#### Listing

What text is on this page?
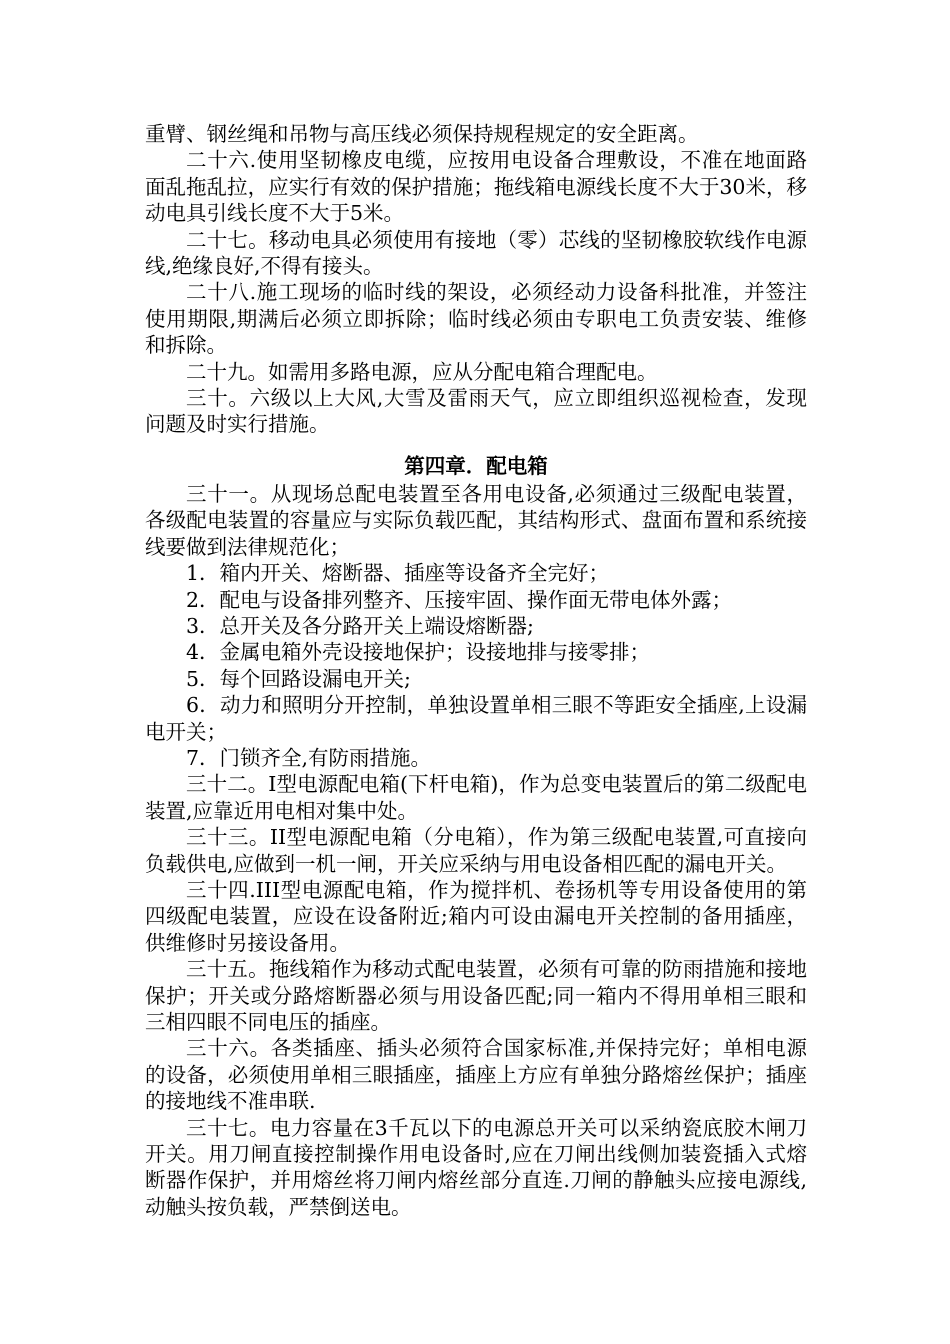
重臂、钢丝绳和吊物与高压线必须保持规程规定的安全距离。

二十六.使用坚韧橡皮电缆，应按用电设备合理敷设，不准在地面路面乱拖乱拉，应实行有效的保护措施；拖线箱电源线长度不大于30米，移动电具引线长度不大于5米。

二十七。移动电具必须使用有接地（零）芯线的坚韧橡胶软线作电源线,绝缘良好,不得有接头。

二十八.施工现场的临时线的架设，必须经动力设备科批准，并签注使用期限,期满后必须立即拆除；临时线必须由专职电工负责安装、维修和拆除。

二十九。如需用多路电源，应从分配电箱合理配电。

三十。六级以上大风,大雪及雷雨天气，应立即组织巡视检查，发现问题及时实行措施。

第四章．配电箱

三十一。从现场总配电装置至各用电设备,必须通过三级配电装置，各级配电装置的容量应与实际负载匹配，其结构形式、盘面布置和系统接线要做到法律规范化；

1．箱内开关、熔断器、插座等设备齐全完好；

2．配电与设备排列整齐、压接牢固、操作面无带电体外露；

3．总开关及各分路开关上端设熔断器;

4．金属电箱外壳设接地保护；设接地排与接零排；

5．每个回路设漏电开关;

6．动力和照明分开控制，单独设置单相三眼不等距安全插座,上设漏电开关；

7．门锁齐全,有防雨措施。

三十二。I型电源配电箱(下杆电箱)，作为总变电装置后的第二级配电装置,应靠近用电相对集中处。

三十三。II型电源配电箱（分电箱），作为第三级配电装置,可直接向负载供电,应做到一机一闸，开关应采纳与用电设备相匹配的漏电开关。

三十四.III型电源配电箱，作为搅拌机、卷扬机等专用设备使用的第四级配电装置，应设在设备附近;箱内可设由漏电开关控制的备用插座，供维修时另接设备用。

三十五。拖线箱作为移动式配电装置，必须有可靠的防雨措施和接地保护；开关或分路熔断器必须与用设备匹配;同一箱内不得用单相三眼和三相四眼不同电压的插座。

三十六。各类插座、插头必须符合国家标准,并保持完好；单相电源的设备，必须使用单相三眼插座，插座上方应有单独分路熔丝保护；插座的接地线不准串联.

三十七。电力容量在3千瓦以下的电源总开关可以采纳瓷底胶木闸刀开关。用刀闸直接控制操作用电设备时,应在刀闸出线侧加装瓷插入式熔断器作保护，并用熔丝将刀闸内熔丝部分直连.刀闸的静触头应接电源线,动触头按负载，严禁倒送电。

#### Task
Quote the entries above word for word. Leave the images out.

#### Exercise solution
What text is on this page?
重臂、钢丝绳和吊物与高压线必须保持规程规定的安全距离。

二十六.使用坚韧橡皮电缆，应按用电设备合理敷设，不准在地面路面乱拖乱拉，应实行有效的保护措施；拖线箱电源线长度不大于30米，移动电具引线长度不大于5米。

二十七。移动电具必须使用有接地（零）芯线的坚韧橡胶软线作电源线,绝缘良好,不得有接头。

二十八.施工现场的临时线的架设，必须经动力设备科批准，并签注使用期限,期满后必须立即拆除；临时线必须由专职电工负责安装、维修和拆除。

二十九。如需用多路电源，应从分配电箱合理配电。

三十。六级以上大风,大雪及雷雨天气，应立即组织巡视检查，发现问题及时实行措施。

第四章．配电箱

三十一。从现场总配电装置至各用电设备,必须通过三级配电装置，各级配电装置的容量应与实际负载匹配，其结构形式、盘面布置和系统接线要做到法律规范化；

1．箱内开关、熔断器、插座等设备齐全完好；

2．配电与设备排列整齐、压接牢固、操作面无带电体外露；

3．总开关及各分路开关上端设熔断器;

4．金属电箱外壳设接地保护；设接地排与接零排；

5．每个回路设漏电开关;

6．动力和照明分开控制，单独设置单相三眼不等距安全插座,上设漏电开关；

7．门锁齐全,有防雨措施。

三十二。I型电源配电箱(下杆电箱)，作为总变电装置后的第二级配电装置,应靠近用电相对集中处。

三十三。II型电源配电箱（分电箱），作为第三级配电装置,可直接向负载供电,应做到一机一闸，开关应采纳与用电设备相匹配的漏电开关。

三十四.III型电源配电箱，作为搅拌机、卷扬机等专用设备使用的第四级配电装置，应设在设备附近;箱内可设由漏电开关控制的备用插座，供维修时另接设备用。

三十五。拖线箱作为移动式配电装置，必须有可靠的防雨措施和接地保护；开关或分路熔断器必须与用设备匹配;同一箱内不得用单相三眼和三相四眼不同电压的插座。

三十六。各类插座、插头必须符合国家标准,并保持完好；单相电源的设备，必须使用单相三眼插座，插座上方应有单独分路熔丝保护；插座的接地线不准串联.

三十七。电力容量在3千瓦以下的电源总开关可以采纳瓷底胶木闸刀开关。用刀闸直接控制操作用电设备时,应在刀闸出线侧加装瓷插入式熔断器作保护，并用熔丝将刀闸内熔丝部分直连.刀闸的静触头应接电源线,动触头按负载，严禁倒送电。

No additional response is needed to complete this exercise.